_WHAT IS EXPECTED:_ Review the material line by line. Identify and copy every line that contains the string "viteza".

>> BEGIN RECORDS PROVIDED

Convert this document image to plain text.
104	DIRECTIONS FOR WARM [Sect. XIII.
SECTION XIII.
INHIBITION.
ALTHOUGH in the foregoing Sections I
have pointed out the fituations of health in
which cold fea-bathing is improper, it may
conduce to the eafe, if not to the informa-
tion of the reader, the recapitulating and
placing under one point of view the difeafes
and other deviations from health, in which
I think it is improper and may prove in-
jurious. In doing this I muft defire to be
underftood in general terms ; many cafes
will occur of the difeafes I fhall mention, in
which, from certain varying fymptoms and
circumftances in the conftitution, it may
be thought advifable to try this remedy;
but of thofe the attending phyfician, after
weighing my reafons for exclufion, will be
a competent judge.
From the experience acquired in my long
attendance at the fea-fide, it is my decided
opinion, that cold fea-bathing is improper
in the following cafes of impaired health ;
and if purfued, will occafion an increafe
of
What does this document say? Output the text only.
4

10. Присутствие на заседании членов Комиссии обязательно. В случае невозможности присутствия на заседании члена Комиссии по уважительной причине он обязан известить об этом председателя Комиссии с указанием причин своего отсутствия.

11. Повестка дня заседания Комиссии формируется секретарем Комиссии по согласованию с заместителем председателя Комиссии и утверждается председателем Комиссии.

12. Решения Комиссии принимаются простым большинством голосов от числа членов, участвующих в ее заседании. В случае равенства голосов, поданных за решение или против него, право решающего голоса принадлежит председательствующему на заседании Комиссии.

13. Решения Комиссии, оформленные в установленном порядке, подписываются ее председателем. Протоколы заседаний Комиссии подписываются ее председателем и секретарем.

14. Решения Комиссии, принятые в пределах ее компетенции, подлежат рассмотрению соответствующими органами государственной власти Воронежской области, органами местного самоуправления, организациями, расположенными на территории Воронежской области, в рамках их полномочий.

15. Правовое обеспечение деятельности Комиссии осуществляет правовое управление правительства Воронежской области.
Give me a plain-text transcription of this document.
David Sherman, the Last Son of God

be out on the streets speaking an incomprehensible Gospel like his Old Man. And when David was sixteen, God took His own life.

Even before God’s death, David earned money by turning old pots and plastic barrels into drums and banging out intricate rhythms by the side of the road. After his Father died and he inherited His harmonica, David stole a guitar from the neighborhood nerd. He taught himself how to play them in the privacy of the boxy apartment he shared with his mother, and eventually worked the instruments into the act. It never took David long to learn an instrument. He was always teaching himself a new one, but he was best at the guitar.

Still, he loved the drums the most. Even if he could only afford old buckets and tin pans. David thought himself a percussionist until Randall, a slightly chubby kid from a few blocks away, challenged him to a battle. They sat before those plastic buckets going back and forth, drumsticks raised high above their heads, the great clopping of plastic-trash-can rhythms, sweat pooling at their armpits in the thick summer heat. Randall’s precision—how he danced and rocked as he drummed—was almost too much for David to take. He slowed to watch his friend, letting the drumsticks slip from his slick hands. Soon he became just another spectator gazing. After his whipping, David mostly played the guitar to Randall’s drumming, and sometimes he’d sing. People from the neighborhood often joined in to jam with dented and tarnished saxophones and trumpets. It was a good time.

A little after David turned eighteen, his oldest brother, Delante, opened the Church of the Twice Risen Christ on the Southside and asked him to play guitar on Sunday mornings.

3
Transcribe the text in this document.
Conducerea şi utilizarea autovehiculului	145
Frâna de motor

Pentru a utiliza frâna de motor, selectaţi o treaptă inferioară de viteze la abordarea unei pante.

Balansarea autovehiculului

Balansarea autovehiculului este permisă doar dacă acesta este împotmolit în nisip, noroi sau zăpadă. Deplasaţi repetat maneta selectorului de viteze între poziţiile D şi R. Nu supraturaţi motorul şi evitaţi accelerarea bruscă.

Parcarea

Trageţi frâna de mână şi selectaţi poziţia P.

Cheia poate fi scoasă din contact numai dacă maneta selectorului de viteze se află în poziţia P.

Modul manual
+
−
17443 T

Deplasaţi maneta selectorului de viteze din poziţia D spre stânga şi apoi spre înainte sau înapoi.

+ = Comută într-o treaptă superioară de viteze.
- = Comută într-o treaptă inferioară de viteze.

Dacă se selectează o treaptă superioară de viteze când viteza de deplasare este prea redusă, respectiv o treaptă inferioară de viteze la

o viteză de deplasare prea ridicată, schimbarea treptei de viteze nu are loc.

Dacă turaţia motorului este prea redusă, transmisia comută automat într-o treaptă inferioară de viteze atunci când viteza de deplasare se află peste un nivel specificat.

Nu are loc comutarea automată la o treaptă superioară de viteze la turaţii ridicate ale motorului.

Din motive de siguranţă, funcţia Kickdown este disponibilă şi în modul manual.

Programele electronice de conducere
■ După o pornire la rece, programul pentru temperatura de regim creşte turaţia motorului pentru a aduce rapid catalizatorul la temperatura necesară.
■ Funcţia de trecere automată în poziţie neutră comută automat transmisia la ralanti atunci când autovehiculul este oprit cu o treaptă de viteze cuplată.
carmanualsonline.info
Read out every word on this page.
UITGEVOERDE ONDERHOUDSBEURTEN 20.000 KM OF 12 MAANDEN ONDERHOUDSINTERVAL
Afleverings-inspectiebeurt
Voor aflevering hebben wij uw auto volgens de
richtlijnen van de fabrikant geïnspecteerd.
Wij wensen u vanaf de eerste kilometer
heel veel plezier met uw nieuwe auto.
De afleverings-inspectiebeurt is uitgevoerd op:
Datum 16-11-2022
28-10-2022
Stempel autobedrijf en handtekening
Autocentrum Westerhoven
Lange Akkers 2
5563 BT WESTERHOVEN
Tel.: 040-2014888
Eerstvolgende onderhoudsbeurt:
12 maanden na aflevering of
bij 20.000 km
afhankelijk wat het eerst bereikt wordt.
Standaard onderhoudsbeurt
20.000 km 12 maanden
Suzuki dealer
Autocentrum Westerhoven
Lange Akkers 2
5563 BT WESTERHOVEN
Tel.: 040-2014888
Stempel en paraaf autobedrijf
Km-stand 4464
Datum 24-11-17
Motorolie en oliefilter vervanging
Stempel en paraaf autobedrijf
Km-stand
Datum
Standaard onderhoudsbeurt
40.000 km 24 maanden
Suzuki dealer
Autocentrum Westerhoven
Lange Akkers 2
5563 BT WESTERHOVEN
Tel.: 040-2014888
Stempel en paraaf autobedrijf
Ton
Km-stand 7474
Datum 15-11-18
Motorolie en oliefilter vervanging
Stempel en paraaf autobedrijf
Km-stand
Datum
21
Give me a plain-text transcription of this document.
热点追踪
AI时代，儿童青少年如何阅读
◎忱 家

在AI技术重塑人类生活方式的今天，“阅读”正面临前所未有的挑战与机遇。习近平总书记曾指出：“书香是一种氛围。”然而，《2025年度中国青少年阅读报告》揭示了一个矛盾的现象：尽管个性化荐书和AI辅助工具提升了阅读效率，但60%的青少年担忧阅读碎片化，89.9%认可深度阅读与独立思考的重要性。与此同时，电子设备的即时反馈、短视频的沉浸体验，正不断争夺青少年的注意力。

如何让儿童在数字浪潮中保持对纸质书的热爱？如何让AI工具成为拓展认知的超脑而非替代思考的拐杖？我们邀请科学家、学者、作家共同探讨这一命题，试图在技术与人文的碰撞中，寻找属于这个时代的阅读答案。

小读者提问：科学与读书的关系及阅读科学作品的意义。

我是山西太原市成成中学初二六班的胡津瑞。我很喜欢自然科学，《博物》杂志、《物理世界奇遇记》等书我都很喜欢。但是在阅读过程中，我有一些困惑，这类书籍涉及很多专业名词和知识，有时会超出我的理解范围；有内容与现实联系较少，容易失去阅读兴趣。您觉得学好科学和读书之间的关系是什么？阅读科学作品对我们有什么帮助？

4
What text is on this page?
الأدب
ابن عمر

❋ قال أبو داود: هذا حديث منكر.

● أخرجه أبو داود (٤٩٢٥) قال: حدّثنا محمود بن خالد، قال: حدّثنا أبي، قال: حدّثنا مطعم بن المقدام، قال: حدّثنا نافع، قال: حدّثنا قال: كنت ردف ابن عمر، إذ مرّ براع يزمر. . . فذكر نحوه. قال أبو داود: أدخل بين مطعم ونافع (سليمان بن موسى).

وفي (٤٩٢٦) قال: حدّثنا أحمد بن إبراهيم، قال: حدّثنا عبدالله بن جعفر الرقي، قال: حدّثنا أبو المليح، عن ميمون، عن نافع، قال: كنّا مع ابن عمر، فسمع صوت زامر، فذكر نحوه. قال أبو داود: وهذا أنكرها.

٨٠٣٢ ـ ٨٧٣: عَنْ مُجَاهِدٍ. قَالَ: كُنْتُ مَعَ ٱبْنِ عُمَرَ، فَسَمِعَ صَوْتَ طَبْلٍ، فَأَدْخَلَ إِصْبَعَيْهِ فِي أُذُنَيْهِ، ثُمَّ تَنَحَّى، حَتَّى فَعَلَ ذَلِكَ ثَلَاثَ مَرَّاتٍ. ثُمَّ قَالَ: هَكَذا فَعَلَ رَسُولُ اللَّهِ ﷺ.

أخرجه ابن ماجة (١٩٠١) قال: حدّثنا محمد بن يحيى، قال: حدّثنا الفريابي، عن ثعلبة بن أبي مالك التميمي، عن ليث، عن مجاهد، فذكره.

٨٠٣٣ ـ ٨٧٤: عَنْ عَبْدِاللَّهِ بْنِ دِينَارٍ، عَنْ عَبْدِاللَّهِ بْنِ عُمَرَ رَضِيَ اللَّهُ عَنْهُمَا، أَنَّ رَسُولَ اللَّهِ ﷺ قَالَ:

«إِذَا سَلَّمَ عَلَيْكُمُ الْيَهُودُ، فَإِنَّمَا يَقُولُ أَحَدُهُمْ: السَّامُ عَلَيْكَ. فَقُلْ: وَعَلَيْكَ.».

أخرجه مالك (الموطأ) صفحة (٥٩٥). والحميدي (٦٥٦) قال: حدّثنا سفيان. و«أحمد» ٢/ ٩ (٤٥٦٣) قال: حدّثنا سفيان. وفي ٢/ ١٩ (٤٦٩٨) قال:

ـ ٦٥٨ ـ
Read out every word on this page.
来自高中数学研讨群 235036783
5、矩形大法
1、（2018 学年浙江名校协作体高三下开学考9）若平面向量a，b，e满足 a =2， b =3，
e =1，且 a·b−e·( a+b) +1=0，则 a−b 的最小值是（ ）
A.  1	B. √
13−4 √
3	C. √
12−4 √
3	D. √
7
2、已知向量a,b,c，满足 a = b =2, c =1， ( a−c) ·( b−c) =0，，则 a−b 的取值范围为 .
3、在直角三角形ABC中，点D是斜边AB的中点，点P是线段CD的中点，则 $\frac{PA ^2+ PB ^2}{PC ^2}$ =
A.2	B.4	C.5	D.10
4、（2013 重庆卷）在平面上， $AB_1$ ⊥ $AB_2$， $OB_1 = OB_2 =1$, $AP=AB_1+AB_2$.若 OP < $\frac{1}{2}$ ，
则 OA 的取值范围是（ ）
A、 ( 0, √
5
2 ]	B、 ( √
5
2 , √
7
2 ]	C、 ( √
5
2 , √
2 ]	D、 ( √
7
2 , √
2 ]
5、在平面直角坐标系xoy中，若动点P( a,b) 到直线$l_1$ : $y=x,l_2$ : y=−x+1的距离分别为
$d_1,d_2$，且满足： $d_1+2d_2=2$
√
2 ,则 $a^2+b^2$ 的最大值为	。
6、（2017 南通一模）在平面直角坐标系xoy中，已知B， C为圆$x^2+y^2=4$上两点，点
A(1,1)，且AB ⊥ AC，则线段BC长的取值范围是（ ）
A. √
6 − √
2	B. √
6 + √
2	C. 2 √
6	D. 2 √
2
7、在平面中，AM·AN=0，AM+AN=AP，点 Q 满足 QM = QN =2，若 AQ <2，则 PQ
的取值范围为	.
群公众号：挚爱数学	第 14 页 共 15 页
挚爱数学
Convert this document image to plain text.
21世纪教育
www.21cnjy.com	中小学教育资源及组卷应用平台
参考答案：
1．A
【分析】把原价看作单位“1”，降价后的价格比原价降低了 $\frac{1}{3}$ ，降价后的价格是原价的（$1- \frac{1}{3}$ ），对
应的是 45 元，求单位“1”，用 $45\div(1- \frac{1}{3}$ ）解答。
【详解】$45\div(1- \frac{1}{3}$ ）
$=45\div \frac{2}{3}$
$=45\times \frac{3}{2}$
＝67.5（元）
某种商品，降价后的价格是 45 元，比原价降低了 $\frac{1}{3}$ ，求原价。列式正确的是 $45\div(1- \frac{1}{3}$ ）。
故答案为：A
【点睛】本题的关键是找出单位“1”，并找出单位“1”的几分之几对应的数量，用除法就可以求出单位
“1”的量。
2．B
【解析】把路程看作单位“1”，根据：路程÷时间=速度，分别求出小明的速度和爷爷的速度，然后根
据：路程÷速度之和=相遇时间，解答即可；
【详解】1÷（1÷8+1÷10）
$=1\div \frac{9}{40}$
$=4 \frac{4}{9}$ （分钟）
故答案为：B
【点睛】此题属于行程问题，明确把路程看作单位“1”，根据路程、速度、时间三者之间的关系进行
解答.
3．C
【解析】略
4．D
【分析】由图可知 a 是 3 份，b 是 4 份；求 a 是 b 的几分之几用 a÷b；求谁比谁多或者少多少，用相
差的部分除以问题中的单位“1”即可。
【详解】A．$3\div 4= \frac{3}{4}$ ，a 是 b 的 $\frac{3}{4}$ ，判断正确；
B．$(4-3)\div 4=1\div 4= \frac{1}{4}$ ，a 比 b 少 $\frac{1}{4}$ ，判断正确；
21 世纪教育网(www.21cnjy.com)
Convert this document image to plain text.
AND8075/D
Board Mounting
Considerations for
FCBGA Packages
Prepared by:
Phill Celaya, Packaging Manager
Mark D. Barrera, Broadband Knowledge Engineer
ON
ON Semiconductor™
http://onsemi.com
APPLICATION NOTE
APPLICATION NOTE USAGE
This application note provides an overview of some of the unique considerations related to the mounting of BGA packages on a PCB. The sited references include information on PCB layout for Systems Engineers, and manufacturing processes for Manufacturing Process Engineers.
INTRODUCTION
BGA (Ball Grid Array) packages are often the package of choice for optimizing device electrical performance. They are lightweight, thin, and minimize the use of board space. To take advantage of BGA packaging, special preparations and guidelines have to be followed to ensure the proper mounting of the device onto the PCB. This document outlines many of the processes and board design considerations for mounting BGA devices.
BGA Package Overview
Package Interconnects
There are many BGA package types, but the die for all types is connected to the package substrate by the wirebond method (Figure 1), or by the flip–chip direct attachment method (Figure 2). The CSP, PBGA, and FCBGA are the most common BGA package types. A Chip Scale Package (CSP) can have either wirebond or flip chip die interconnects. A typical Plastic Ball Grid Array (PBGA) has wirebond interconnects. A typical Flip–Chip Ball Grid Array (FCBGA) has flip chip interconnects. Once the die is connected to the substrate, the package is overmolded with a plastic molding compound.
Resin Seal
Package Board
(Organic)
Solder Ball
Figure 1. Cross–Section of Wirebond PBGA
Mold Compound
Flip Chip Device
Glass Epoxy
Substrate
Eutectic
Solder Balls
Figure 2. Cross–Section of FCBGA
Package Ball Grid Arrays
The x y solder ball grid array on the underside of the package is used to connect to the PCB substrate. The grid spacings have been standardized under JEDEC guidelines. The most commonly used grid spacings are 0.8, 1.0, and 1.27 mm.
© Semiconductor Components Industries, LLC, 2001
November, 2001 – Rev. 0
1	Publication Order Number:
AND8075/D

>> END RECORDS PROVIDED

_RESULT FOR THIS TASK:_
Dacă se selectează o treaptă superioară de viteze când viteza de deplasare este prea redusă, respectiv o treaptă inferioară de viteze la
Dacă turaţia motorului este prea redusă, transmisia comută automat într-o treaptă inferioară de viteze atunci când viteza de deplasare se află peste un nivel specificat.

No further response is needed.